EXERCISE:
Copy the records below word for word, but leave out the pictures.

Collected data
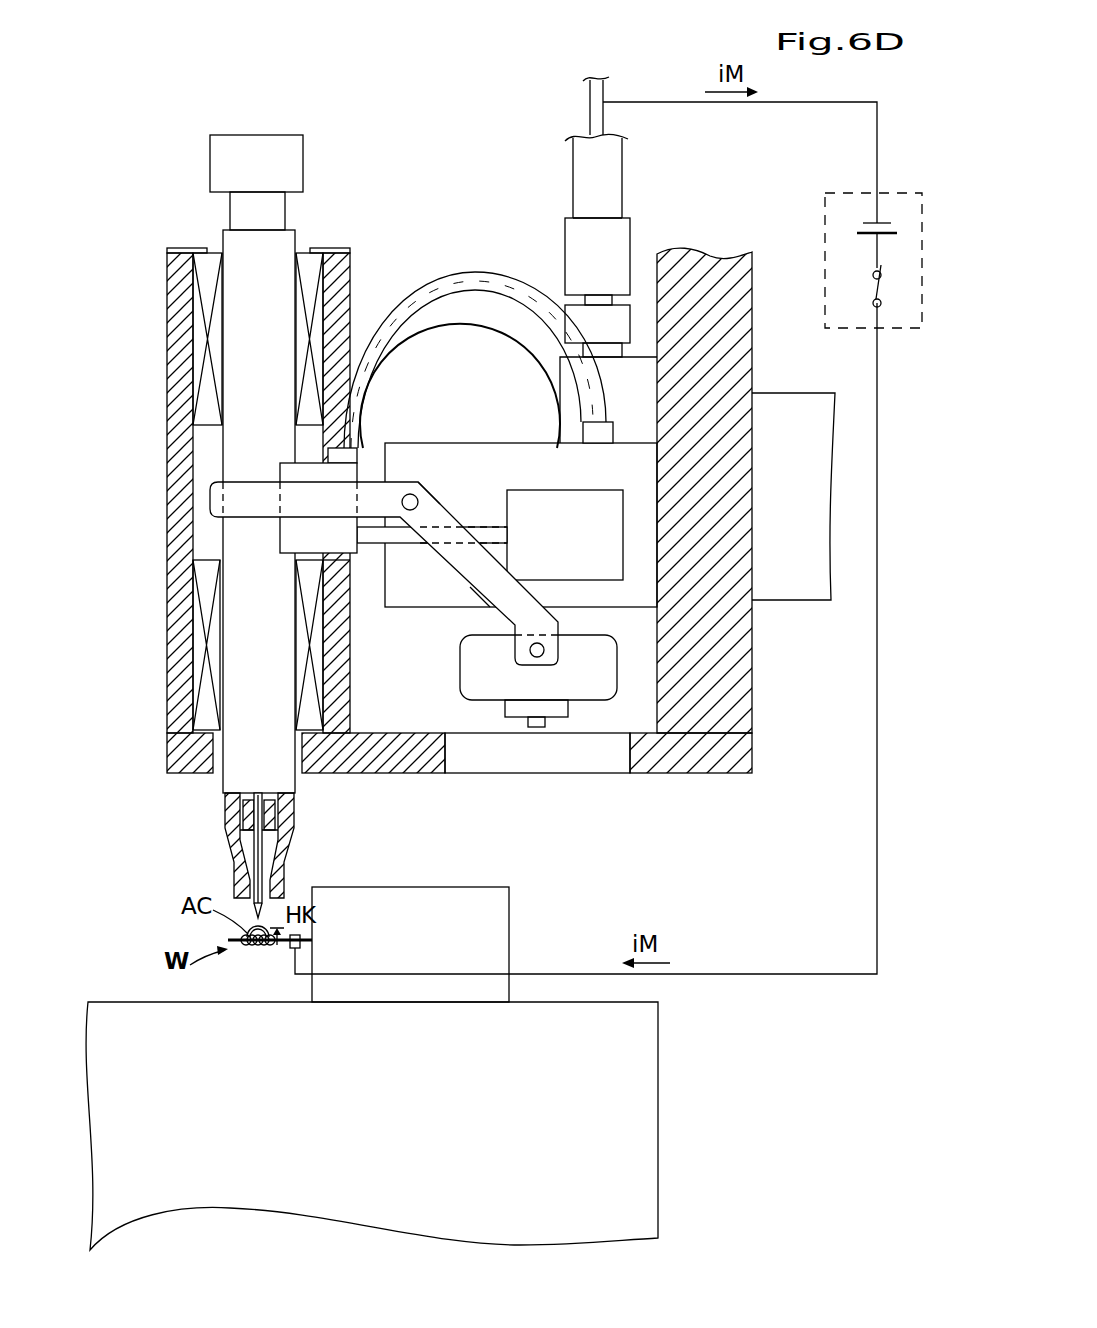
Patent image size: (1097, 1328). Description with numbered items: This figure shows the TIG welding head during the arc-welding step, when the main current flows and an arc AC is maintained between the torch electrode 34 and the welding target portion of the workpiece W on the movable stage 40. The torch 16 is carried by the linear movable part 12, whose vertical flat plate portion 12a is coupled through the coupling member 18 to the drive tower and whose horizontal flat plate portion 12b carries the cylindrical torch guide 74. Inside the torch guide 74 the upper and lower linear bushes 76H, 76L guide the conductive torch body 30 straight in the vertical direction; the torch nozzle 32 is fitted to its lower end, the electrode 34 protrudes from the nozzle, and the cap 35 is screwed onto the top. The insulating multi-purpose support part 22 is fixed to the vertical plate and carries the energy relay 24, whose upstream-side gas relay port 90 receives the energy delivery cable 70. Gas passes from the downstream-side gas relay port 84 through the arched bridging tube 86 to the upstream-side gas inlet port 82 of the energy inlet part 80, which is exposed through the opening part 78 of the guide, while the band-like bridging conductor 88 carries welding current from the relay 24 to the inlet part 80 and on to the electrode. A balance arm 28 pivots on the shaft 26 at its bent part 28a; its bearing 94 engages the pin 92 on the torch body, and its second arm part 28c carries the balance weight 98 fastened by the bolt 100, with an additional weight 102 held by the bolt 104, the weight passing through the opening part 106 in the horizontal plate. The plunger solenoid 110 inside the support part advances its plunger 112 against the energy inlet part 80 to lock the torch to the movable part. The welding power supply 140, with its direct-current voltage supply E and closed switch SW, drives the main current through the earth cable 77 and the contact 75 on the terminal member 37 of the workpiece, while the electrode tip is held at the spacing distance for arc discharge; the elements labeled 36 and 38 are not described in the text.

The linear movable part 12 is at (683, 779).
The vertical flat plate portion 12a is at (752, 338).
The horizontal flat plate portion 12b is at (346, 774).
The torch 16 is at (163, 208).
The coupling member 18 is at (796, 600).
The multi-purpose support part 22 is at (520, 443).
The energy relay 24 is at (560, 379).
The shaft 26 is at (413, 493).
The balance arm 28 is at (447, 507).
The bent part 28a is at (436, 500).
The second arm part 28c is at (476, 598).
The torch body 30 is at (276, 241).
The torch nozzle 32 is at (232, 866).
The torch electrode 34 is at (271, 879).
The cap 35 is at (262, 135).
The controller 36 is at (480, 887).
The terminal member 37 is at (228, 940).
The coil 38 is at (250, 948).
The movable stage 40 is at (659, 1113).
The energy delivery cable 70 is at (622, 171).
The torch guide 74 is at (167, 481).
The contact 75 is at (300, 945).
The linear bush 76H is at (208, 322).
The linear bush 76L is at (196, 645).
The earth cable 77 is at (762, 973).
The opening part 78 is at (346, 557).
The energy inlet part 80 is at (285, 463).
The upstream-side gas inlet port 82 is at (350, 446).
The downstream-side gas relay port 84 is at (605, 422).
The bridging tube 86 is at (467, 272).
The bridging conductor 88 is at (458, 322).
The upstream-side gas relay port 90 is at (572, 312).
The pin 92 is at (630, 231).
The bearing 94 is at (253, 491).
The balance weight 98 is at (460, 662).
The bolt 100 is at (543, 652).
The weight 102 is at (568, 708).
The bolt 104 is at (537, 728).
The opening part 106 is at (452, 774).
The plunger solenoid 110 is at (553, 490).
The plunger 112 is at (409, 545).
The welding power supply 140 is at (843, 193).
The direct-current voltage supply E is at (855, 232).
The switch SW is at (858, 290).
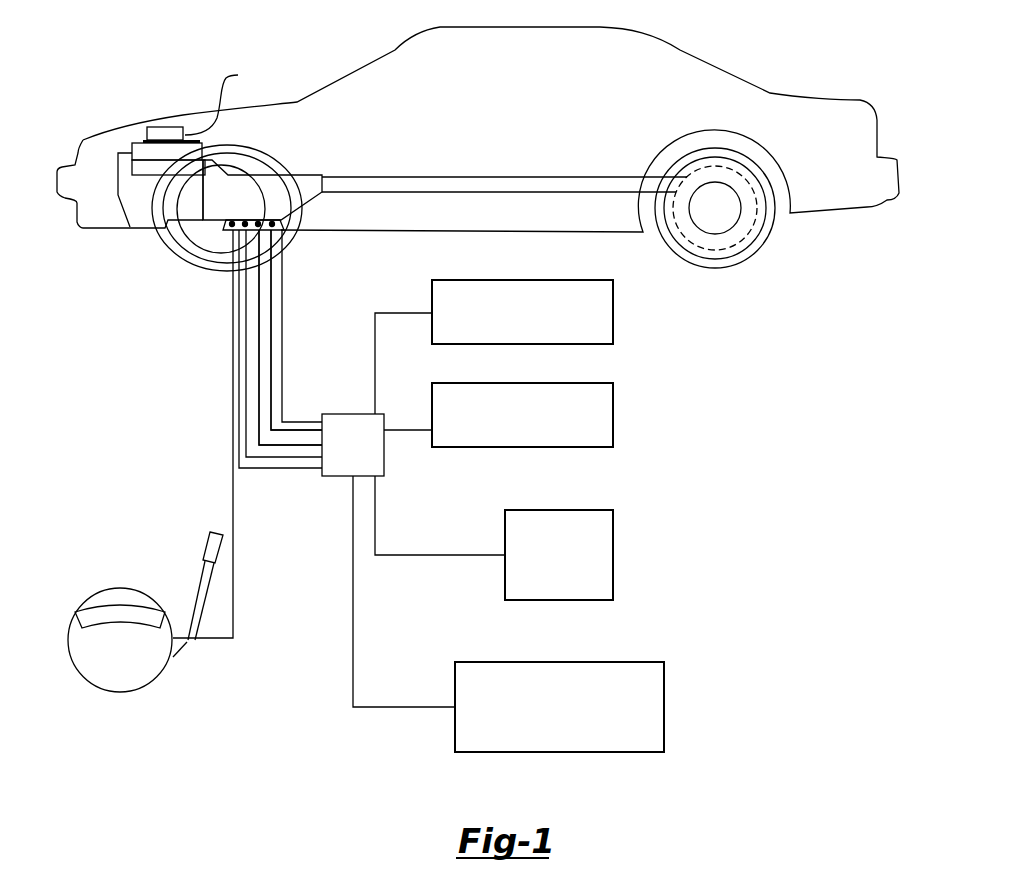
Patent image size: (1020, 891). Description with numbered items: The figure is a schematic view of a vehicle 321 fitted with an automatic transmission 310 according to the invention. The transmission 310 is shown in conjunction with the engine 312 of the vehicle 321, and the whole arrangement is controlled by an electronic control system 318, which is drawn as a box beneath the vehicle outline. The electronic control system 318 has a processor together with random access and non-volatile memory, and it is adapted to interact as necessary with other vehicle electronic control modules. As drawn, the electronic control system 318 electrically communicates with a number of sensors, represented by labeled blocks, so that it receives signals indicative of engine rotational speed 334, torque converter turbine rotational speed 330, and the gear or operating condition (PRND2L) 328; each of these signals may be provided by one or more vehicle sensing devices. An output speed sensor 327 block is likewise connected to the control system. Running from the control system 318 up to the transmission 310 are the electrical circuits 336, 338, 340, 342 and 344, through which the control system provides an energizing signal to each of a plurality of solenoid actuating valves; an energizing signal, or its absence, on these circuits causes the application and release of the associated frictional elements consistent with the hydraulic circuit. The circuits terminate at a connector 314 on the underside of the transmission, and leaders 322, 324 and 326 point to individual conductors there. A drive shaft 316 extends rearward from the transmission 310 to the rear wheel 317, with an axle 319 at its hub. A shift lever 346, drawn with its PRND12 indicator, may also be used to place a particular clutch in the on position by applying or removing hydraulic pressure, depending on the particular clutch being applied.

The automatic transmission 310 is at (303, 182).
The engine 312 is at (150, 155).
The connector 314 is at (284, 224).
The drive shaft 316 is at (352, 183).
The rear wheel 317 is at (768, 238).
The electronic control system 318 is at (337, 477).
The axle 319 is at (723, 180).
The vehicle 321 is at (673, 52).
The wire 322 is at (240, 231).
The wire 324 is at (260, 230).
The wire 326 is at (272, 230).
The output speed sensor 327 is at (664, 703).
The gear or operating condition signal 328 is at (613, 313).
The torque converter turbine rotational speed signal 330 is at (613, 413).
The engine rotational speed signal 334 is at (613, 552).
The electrical circuit 336 is at (311, 356).
The electrical circuit 338 is at (170, 135).
The electrical circuit 340 is at (283, 468).
The electrical circuit 342 is at (233, 485).
The electrical circuit 344 is at (282, 323).
The shift lever 346 is at (127, 672).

EXERCISE ANSWER:
Patent image size: (1097, 1328). Description with numbered items: This figure shows the TIG welding head during the arc-welding step, when the main current flows and an arc AC is maintained between the torch electrode 34 and the welding target portion of the workpiece W on the movable stage 40. The torch 16 is carried by the linear movable part 12, whose vertical flat plate portion 12a is coupled through the coupling member 18 to the drive tower and whose horizontal flat plate portion 12b carries the cylindrical torch guide 74. Inside the torch guide 74 the upper and lower linear bushes 76H, 76L guide the conductive torch body 30 straight in the vertical direction; the torch nozzle 32 is fitted to its lower end, the electrode 34 protrudes from the nozzle, and the cap 35 is screwed onto the top. The insulating multi-purpose support part 22 is fixed to the vertical plate and carries the energy relay 24, whose upstream-side gas relay port 90 receives the energy delivery cable 70. Gas passes from the downstream-side gas relay port 84 through the arched bridging tube 86 to the upstream-side gas inlet port 82 of the energy inlet part 80, which is exposed through the opening part 78 of the guide, while the band-like bridging conductor 88 carries welding current from the relay 24 to the inlet part 80 and on to the electrode. A balance arm 28 pivots on the shaft 26 at its bent part 28a; its bearing 94 engages the pin 92 on the torch body, and its second arm part 28c carries the balance weight 98 fastened by the bolt 100, with an additional weight 102 held by the bolt 104, the weight passing through the opening part 106 in the horizontal plate. The plunger solenoid 110 inside the support part advances its plunger 112 against the energy inlet part 80 to lock the torch to the movable part. The welding power supply 140, with its direct-current voltage supply E and closed switch SW, drives the main current through the earth cable 77 and the contact 75 on the terminal member 37 of the workpiece, while the electrode tip is held at the spacing distance for arc discharge; the elements labeled 36 and 38 are not described in the text.

The linear movable part 12 is at (683, 779).
The vertical flat plate portion 12a is at (752, 338).
The horizontal flat plate portion 12b is at (346, 774).
The torch 16 is at (163, 208).
The coupling member 18 is at (796, 600).
The multi-purpose support part 22 is at (520, 443).
The energy relay 24 is at (560, 379).
The shaft 26 is at (413, 493).
The balance arm 28 is at (447, 507).
The bent part 28a is at (436, 500).
The second arm part 28c is at (476, 598).
The torch body 30 is at (276, 241).
The torch nozzle 32 is at (232, 866).
The torch electrode 34 is at (271, 879).
The cap 35 is at (262, 135).
The controller 36 is at (480, 887).
The terminal member 37 is at (228, 940).
The coil 38 is at (250, 948).
The movable stage 40 is at (659, 1113).
The energy delivery cable 70 is at (622, 171).
The torch guide 74 is at (167, 481).
The contact 75 is at (300, 945).
The linear bush 76H is at (208, 322).
The linear bush 76L is at (196, 645).
The earth cable 77 is at (762, 973).
The opening part 78 is at (346, 557).
The energy inlet part 80 is at (285, 463).
The upstream-side gas inlet port 82 is at (350, 446).
The downstream-side gas relay port 84 is at (605, 422).
The bridging tube 86 is at (467, 272).
The bridging conductor 88 is at (458, 322).
The upstream-side gas relay port 90 is at (572, 312).
The pin 92 is at (630, 231).
The bearing 94 is at (253, 491).
The balance weight 98 is at (460, 662).
The bolt 100 is at (543, 652).
The weight 102 is at (568, 708).
The bolt 104 is at (537, 728).
The opening part 106 is at (452, 774).
The plunger solenoid 110 is at (553, 490).
The plunger 112 is at (409, 545).
The welding power supply 140 is at (843, 193).
The direct-current voltage supply E is at (855, 232).
The switch SW is at (858, 290).
Patent image size: (1020, 891). Description with numbered items: The figure is a schematic view of a vehicle 321 fitted with an automatic transmission 310 according to the invention. The transmission 310 is shown in conjunction with the engine 312 of the vehicle 321, and the whole arrangement is controlled by an electronic control system 318, which is drawn as a box beneath the vehicle outline. The electronic control system 318 has a processor together with random access and non-volatile memory, and it is adapted to interact as necessary with other vehicle electronic control modules. As drawn, the electronic control system 318 electrically communicates with a number of sensors, represented by labeled blocks, so that it receives signals indicative of engine rotational speed 334, torque converter turbine rotational speed 330, and the gear or operating condition (PRND2L) 328; each of these signals may be provided by one or more vehicle sensing devices. An output speed sensor 327 block is likewise connected to the control system. Running from the control system 318 up to the transmission 310 are the electrical circuits 336, 338, 340, 342 and 344, through which the control system provides an energizing signal to each of a plurality of solenoid actuating valves; an energizing signal, or its absence, on these circuits causes the application and release of the associated frictional elements consistent with the hydraulic circuit. The circuits terminate at a connector 314 on the underside of the transmission, and leaders 322, 324 and 326 point to individual conductors there. A drive shaft 316 extends rearward from the transmission 310 to the rear wheel 317, with an axle 319 at its hub. A shift lever 346, drawn with its PRND12 indicator, may also be used to place a particular clutch in the on position by applying or removing hydraulic pressure, depending on the particular clutch being applied.

The automatic transmission 310 is at (303, 182).
The engine 312 is at (150, 155).
The connector 314 is at (284, 224).
The drive shaft 316 is at (352, 183).
The rear wheel 317 is at (768, 238).
The electronic control system 318 is at (337, 477).
The axle 319 is at (723, 180).
The vehicle 321 is at (673, 52).
The wire 322 is at (240, 231).
The wire 324 is at (260, 230).
The wire 326 is at (272, 230).
The output speed sensor 327 is at (664, 703).
The gear or operating condition signal 328 is at (613, 313).
The torque converter turbine rotational speed signal 330 is at (613, 413).
The engine rotational speed signal 334 is at (613, 552).
The electrical circuit 336 is at (311, 356).
The electrical circuit 338 is at (170, 135).
The electrical circuit 340 is at (283, 468).
The electrical circuit 342 is at (233, 485).
The electrical circuit 344 is at (282, 323).
The shift lever 346 is at (127, 672).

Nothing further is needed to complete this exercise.